(Dataset rows)
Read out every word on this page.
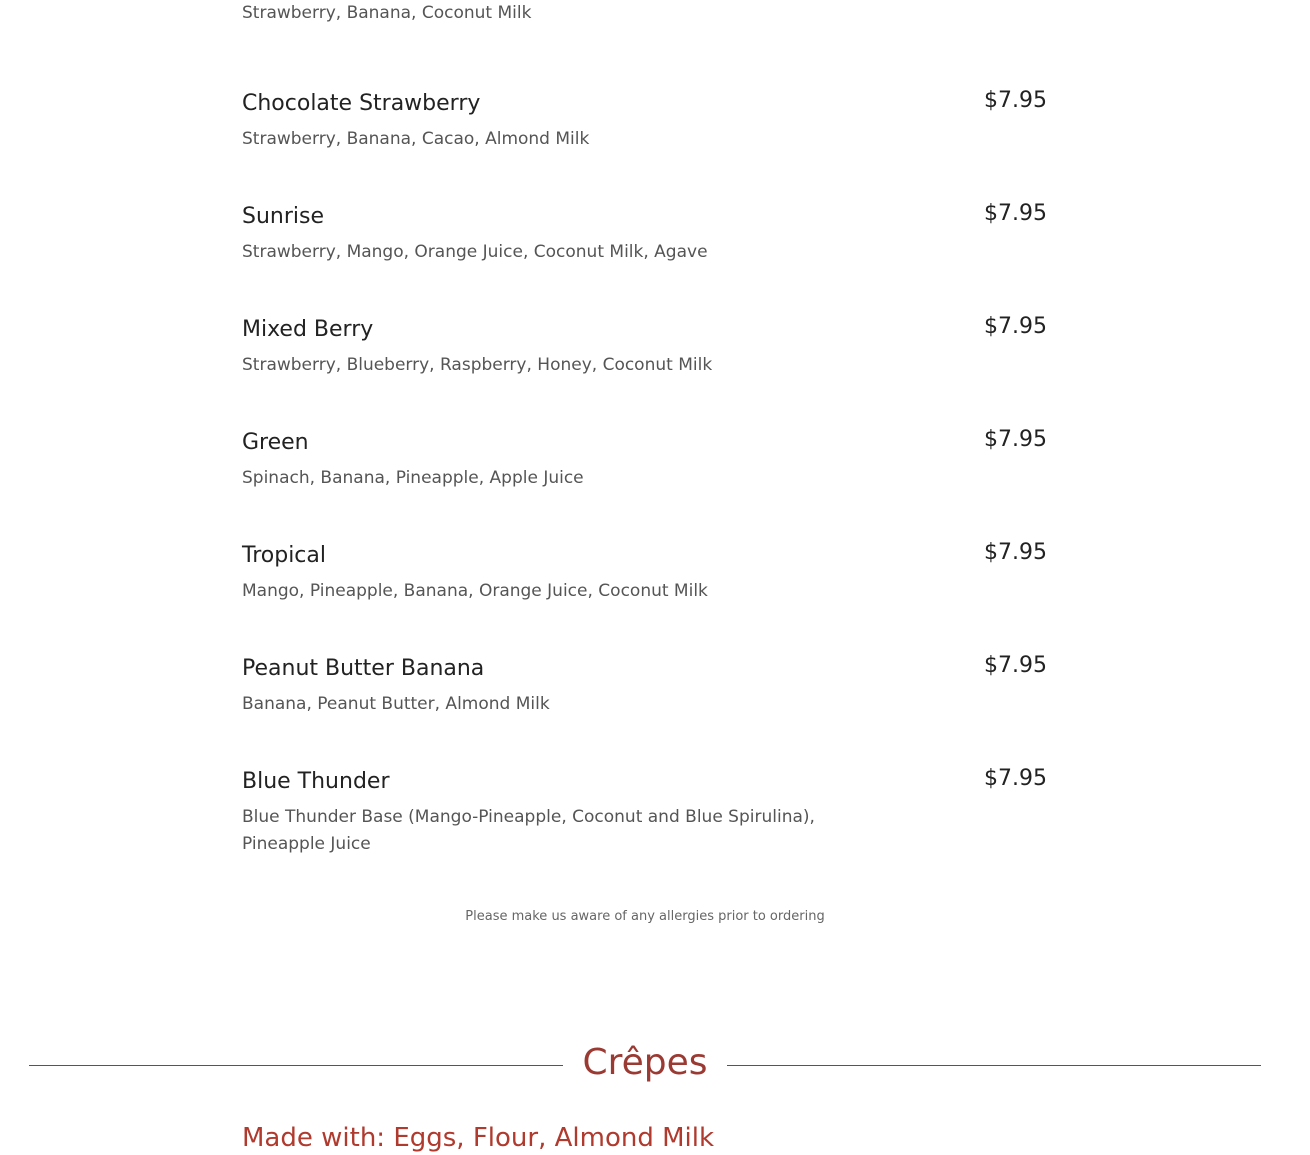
Strawberry, Banana, Coconut Milk
Chocolate Strawberry	$7.95
Strawberry, Banana, Cacao, Almond Milk
Sunrise	$7.95
Strawberry, Mango, Orange Juice, Coconut Milk, Agave
Mixed Berry	$7.95
Strawberry, Blueberry, Raspberry, Honey, Coconut Milk
Green	$7.95
Spinach, Banana, Pineapple, Apple Juice
Tropical	$7.95
Mango, Pineapple, Banana, Orange Juice, Coconut Milk
Peanut Butter Banana	$7.95
Banana, Peanut Butter, Almond Milk
Blue Thunder	$7.95
Blue Thunder Base (Mango-Pineapple, Coconut and Blue Spirulina), Pineapple Juice
Please make us aware of any allergies prior to ordering
Crêpes
Made with: Eggs, Flour, Almond Milk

■ **Set task**
Show, from the material above, each line that includes the string "Pineapple".

■ **Written solution**
Spinach, Banana, Pineapple, Apple Juice
Mango, Pineapple, Banana, Orange Juice, Coconut Milk
Blue Thunder Base (Mango-Pineapple, Coconut and Blue Spirulina), Pineapple Juice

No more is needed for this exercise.